Begin Raw records
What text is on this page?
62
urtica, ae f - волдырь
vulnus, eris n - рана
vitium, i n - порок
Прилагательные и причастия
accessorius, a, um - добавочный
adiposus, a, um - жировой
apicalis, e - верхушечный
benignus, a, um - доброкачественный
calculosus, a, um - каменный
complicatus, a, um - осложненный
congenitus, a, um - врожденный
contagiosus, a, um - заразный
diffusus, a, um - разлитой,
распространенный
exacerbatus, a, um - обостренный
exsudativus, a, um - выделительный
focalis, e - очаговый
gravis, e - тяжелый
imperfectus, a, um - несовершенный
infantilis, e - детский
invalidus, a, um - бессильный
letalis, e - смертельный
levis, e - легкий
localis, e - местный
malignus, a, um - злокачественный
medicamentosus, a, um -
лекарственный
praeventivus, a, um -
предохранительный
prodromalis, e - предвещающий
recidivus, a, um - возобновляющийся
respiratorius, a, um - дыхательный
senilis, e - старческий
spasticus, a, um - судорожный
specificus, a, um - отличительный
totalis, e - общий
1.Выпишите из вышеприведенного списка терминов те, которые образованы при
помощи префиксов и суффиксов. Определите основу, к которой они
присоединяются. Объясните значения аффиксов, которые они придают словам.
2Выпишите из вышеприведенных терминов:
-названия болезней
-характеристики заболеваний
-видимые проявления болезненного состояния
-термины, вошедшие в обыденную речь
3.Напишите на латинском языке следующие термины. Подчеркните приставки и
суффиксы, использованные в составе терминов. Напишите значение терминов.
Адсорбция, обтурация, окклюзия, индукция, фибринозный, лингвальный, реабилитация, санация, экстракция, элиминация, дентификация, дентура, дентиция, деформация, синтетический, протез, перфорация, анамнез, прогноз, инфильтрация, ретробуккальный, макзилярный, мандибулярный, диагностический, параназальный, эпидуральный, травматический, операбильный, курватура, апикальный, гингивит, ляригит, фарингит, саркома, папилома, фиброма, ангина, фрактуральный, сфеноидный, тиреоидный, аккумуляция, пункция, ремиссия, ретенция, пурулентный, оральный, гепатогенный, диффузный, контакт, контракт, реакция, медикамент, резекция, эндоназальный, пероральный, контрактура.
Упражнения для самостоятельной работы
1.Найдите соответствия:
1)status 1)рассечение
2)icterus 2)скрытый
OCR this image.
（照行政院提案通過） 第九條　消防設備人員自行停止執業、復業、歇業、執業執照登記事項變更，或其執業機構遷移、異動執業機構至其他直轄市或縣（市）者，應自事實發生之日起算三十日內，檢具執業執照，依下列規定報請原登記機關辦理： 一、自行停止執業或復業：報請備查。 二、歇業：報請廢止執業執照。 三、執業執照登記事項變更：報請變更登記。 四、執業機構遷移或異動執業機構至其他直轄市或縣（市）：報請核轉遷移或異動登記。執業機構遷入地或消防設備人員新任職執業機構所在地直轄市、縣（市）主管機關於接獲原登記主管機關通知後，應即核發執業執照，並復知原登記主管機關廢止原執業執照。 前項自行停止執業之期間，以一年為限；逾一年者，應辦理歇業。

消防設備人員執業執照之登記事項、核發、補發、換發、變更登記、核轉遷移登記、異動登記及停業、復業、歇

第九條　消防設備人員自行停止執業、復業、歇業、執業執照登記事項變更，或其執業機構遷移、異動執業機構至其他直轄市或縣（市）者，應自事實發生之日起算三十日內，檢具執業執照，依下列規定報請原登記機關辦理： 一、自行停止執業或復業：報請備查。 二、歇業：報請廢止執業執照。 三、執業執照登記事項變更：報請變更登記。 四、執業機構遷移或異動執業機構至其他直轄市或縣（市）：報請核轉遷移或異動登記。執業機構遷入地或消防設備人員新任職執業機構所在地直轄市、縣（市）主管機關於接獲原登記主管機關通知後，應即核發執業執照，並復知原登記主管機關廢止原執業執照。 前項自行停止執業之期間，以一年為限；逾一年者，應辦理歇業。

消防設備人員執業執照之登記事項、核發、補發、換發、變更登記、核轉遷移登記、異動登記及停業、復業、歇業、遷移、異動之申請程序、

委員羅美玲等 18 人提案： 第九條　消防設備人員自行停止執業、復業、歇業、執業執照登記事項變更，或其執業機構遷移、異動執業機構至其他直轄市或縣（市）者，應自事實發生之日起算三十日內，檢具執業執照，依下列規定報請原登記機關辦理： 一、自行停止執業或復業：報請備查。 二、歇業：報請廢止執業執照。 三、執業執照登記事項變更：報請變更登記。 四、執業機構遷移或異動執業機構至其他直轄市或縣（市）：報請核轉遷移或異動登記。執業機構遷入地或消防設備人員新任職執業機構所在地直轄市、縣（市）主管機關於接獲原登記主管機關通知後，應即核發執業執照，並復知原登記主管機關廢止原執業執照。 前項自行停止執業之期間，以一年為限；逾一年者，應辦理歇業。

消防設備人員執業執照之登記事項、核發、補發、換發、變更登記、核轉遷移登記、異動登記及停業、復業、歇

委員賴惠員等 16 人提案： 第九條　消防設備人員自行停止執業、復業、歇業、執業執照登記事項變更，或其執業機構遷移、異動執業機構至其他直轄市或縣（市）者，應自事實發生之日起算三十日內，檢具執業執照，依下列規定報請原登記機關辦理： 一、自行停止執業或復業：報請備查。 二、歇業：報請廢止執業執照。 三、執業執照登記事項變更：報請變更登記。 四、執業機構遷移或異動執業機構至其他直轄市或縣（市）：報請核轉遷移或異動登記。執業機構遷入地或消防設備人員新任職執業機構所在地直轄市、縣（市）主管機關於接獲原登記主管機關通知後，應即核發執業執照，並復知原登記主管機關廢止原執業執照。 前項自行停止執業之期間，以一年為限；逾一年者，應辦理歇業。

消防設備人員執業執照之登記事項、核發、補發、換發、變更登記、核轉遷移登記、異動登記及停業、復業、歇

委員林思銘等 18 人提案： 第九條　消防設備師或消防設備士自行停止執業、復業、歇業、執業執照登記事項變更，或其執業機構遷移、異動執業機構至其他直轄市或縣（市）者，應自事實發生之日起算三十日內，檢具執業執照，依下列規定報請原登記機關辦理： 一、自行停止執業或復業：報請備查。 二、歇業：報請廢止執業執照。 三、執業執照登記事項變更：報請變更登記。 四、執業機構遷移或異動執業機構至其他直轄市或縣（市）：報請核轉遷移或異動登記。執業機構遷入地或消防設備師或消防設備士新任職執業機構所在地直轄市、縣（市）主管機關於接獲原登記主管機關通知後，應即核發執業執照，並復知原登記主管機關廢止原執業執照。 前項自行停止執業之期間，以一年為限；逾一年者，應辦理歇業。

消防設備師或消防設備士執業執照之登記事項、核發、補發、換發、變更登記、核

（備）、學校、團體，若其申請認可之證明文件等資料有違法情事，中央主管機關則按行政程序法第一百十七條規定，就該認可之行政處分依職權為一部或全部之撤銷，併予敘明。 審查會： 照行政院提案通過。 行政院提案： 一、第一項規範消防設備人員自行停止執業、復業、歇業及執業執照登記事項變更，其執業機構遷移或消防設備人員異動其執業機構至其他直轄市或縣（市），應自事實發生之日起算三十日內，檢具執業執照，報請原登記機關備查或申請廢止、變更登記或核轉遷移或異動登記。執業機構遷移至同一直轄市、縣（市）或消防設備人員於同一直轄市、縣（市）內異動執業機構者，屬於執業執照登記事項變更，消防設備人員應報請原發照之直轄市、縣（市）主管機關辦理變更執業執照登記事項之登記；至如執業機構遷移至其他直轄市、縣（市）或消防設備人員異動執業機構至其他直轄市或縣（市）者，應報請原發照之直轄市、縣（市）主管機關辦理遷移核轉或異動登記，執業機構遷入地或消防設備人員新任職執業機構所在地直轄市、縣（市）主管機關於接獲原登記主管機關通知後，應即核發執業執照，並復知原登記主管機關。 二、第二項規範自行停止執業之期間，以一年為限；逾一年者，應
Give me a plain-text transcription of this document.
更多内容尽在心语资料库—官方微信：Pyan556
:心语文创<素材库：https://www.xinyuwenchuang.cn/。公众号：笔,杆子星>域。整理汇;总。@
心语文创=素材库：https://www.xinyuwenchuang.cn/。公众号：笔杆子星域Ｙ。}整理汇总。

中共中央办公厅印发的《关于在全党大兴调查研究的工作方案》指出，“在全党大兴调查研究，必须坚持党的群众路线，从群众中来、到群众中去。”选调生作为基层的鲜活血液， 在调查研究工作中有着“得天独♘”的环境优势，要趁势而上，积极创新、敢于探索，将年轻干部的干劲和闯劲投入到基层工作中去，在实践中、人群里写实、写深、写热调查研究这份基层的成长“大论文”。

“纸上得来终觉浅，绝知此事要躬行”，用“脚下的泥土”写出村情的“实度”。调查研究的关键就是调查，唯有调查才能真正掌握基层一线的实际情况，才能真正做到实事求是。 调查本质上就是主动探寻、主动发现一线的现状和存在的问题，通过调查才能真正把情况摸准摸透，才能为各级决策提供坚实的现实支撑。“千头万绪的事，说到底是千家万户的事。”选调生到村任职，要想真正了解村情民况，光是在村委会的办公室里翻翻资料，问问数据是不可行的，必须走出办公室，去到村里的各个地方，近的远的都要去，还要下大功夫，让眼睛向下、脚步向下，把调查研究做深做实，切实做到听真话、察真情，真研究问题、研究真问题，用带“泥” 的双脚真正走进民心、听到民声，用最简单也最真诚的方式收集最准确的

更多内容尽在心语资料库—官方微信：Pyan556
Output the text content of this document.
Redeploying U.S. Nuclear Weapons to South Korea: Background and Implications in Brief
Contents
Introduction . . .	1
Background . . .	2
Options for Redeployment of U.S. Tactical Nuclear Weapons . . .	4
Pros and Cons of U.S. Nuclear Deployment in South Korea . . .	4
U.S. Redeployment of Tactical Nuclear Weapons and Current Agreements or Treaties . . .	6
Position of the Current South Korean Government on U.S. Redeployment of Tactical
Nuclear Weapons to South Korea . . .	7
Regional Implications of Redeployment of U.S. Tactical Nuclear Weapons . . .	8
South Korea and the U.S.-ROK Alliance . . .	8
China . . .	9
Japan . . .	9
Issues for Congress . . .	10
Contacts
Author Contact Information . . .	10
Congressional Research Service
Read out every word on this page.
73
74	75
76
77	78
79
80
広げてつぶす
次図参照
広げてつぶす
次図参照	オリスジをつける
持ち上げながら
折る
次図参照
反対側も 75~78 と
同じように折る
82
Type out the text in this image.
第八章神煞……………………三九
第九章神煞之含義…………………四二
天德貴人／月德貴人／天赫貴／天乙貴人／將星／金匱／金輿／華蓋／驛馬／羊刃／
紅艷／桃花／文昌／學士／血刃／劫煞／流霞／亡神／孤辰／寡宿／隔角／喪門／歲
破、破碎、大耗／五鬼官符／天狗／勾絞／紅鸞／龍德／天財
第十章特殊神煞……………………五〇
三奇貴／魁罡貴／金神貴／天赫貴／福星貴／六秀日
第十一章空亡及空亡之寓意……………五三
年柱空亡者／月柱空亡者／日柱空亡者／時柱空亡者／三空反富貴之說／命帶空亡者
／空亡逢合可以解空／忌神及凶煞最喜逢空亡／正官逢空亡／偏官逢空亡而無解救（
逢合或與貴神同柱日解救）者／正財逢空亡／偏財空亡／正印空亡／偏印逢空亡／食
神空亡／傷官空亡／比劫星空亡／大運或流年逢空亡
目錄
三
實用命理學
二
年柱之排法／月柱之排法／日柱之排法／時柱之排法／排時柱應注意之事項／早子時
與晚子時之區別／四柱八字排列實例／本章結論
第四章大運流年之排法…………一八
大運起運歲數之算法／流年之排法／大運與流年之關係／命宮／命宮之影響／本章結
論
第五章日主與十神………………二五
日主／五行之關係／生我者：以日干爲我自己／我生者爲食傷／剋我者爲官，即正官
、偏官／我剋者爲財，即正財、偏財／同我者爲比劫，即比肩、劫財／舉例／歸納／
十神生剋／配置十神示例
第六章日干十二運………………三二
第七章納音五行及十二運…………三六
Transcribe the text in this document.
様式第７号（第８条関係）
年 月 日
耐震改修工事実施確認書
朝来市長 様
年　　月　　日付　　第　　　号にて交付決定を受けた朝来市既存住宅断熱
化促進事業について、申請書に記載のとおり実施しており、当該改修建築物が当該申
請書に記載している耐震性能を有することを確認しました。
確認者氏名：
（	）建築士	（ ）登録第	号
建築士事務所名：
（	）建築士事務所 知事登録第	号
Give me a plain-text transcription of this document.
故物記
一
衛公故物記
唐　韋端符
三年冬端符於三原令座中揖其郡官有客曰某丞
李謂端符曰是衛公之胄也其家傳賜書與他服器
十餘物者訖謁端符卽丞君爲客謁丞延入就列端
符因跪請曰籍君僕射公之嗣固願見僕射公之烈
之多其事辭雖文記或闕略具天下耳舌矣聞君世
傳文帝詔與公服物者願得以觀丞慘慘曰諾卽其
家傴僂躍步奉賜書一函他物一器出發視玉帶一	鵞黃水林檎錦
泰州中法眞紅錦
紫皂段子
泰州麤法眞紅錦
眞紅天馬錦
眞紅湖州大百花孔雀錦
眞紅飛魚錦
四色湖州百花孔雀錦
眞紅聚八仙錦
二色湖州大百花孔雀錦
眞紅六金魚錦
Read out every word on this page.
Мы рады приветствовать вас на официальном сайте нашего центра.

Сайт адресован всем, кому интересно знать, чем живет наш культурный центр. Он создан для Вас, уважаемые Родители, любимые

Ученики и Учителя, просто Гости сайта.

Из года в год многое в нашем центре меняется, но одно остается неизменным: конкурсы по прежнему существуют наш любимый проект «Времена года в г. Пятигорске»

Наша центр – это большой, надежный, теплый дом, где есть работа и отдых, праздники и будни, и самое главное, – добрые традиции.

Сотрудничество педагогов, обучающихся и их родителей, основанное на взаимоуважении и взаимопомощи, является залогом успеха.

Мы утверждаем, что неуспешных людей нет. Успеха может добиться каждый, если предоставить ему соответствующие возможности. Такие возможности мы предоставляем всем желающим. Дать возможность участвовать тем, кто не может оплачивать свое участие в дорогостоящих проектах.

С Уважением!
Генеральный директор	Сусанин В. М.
End Raw records
## Directions for this task
Using the listing above, show each line holding the string "應即核發執業執照".

## Answer in full
（照行政院提案通過） 第九條　消防設備人員自行停止執業、復業、歇業、執業執照登記事項變更，或其執業機構遷移、異動執業機構至其他直轄市或縣（市）者，應自事實發生之日起算三十日內，檢具執業執照，依下列規定報請原登記機關辦理： 一、自行停止執業或復業：報請備查。 二、歇業：報請廢止執業執照。 三、執業執照登記事項變更：報請變更登記。 四、執業機構遷移或異動執業機構至其他直轄市或縣（市）：報請核轉遷移或異動登記。執業機構遷入地或消防設備人員新任職執業機構所在地直轄市、縣（市）主管機關於接獲原登記主管機關通知後，應即核發執業執照，並復知原登記主管機關廢止原執業執照。 前項自行停止執業之期間，以一年為限；逾一年者，應辦理歇業。
第九條　消防設備人員自行停止執業、復業、歇業、執業執照登記事項變更，或其執業機構遷移、異動執業機構至其他直轄市或縣（市）者，應自事實發生之日起算三十日內，檢具執業執照，依下列規定報請原登記機關辦理： 一、自行停止執業或復業：報請備查。 二、歇業：報請廢止執業執照。 三、執業執照登記事項變更：報請變更登記。 四、執業機構遷移或異動執業機構至其他直轄市或縣（市）：報請核轉遷移或異動登記。執業機構遷入地或消防設備人員新任職執業機構所在地直轄市、縣（市）主管機關於接獲原登記主管機關通知後，應即核發執業執照，並復知原登記主管機關廢止原執業執照。 前項自行停止執業之期間，以一年為限；逾一年者，應辦理歇業。
委員羅美玲等 18 人提案： 第九條　消防設備人員自行停止執業、復業、歇業、執業執照登記事項變更，或其執業機構遷移、異動執業機構至其他直轄市或縣（市）者，應自事實發生之日起算三十日內，檢具執業執照，依下列規定報請原登記機關辦理： 一、自行停止執業或復業：報請備查。 二、歇業：報請廢止執業執照。 三、執業執照登記事項變更：報請變更登記。 四、執業機構遷移或異動執業機構至其他直轄市或縣（市）：報請核轉遷移或異動登記。執業機構遷入地或消防設備人員新任職執業機構所在地直轄市、縣（市）主管機關於接獲原登記主管機關通知後，應即核發執業執照，並復知原登記主管機關廢止原執業執照。 前項自行停止執業之期間，以一年為限；逾一年者，應辦理歇業。
委員賴惠員等 16 人提案： 第九條　消防設備人員自行停止執業、復業、歇業、執業執照登記事項變更，或其執業機構遷移、異動執業機構至其他直轄市或縣（市）者，應自事實發生之日起算三十日內，檢具執業執照，依下列規定報請原登記機關辦理： 一、自行停止執業或復業：報請備查。 二、歇業：報請廢止執業執照。 三、執業執照登記事項變更：報請變更登記。 四、執業機構遷移或異動執業機構至其他直轄市或縣（市）：報請核轉遷移或異動登記。執業機構遷入地或消防設備人員新任職執業機構所在地直轄市、縣（市）主管機關於接獲原登記主管機關通知後，應即核發執業執照，並復知原登記主管機關廢止原執業執照。 前項自行停止執業之期間，以一年為限；逾一年者，應辦理歇業。
委員林思銘等 18 人提案： 第九條　消防設備師或消防設備士自行停止執業、復業、歇業、執業執照登記事項變更，或其執業機構遷移、異動執業機構至其他直轄市或縣（市）者，應自事實發生之日起算三十日內，檢具執業執照，依下列規定報請原登記機關辦理： 一、自行停止執業或復業：報請備查。 二、歇業：報請廢止執業執照。 三、執業執照登記事項變更：報請變更登記。 四、執業機構遷移或異動執業機構至其他直轄市或縣（市）：報請核轉遷移或異動登記。執業機構遷入地或消防設備師或消防設備士新任職執業機構所在地直轄市、縣（市）主管機關於接獲原登記主管機關通知後，應即核發執業執照，並復知原登記主管機關廢止原執業執照。 前項自行停止執業之期間，以一年為限；逾一年者，應辦理歇業。
（備）、學校、團體，若其申請認可之證明文件等資料有違法情事，中央主管機關則按行政程序法第一百十七條規定，就該認可之行政處分依職權為一部或全部之撤銷，併予敘明。 審查會： 照行政院提案通過。 行政院提案： 一、第一項規範消防設備人員自行停止執業、復業、歇業及執業執照登記事項變更，其執業機構遷移或消防設備人員異動其執業機構至其他直轄市或縣（市），應自事實發生之日起算三十日內，檢具執業執照，報請原登記機關備查或申請廢止、變更登記或核轉遷移或異動登記。執業機構遷移至同一直轄市、縣（市）或消防設備人員於同一直轄市、縣（市）內異動執業機構者，屬於執業執照登記事項變更，消防設備人員應報請原發照之直轄市、縣（市）主管機關辦理變更執業執照登記事項之登記；至如執業機構遷移至其他直轄市、縣（市）或消防設備人員異動執業機構至其他直轄市或縣（市）者，應報請原發照之直轄市、縣（市）主管機關辦理遷移核轉或異動登記，執業機構遷入地或消防設備人員新任職執業機構所在地直轄市、縣（市）主管機關於接獲原登記主管機關通知後，應即核發執業執照，並復知原登記主管機關。 二、第二項規範自行停止執業之期間，以一年為限；逾一年者，應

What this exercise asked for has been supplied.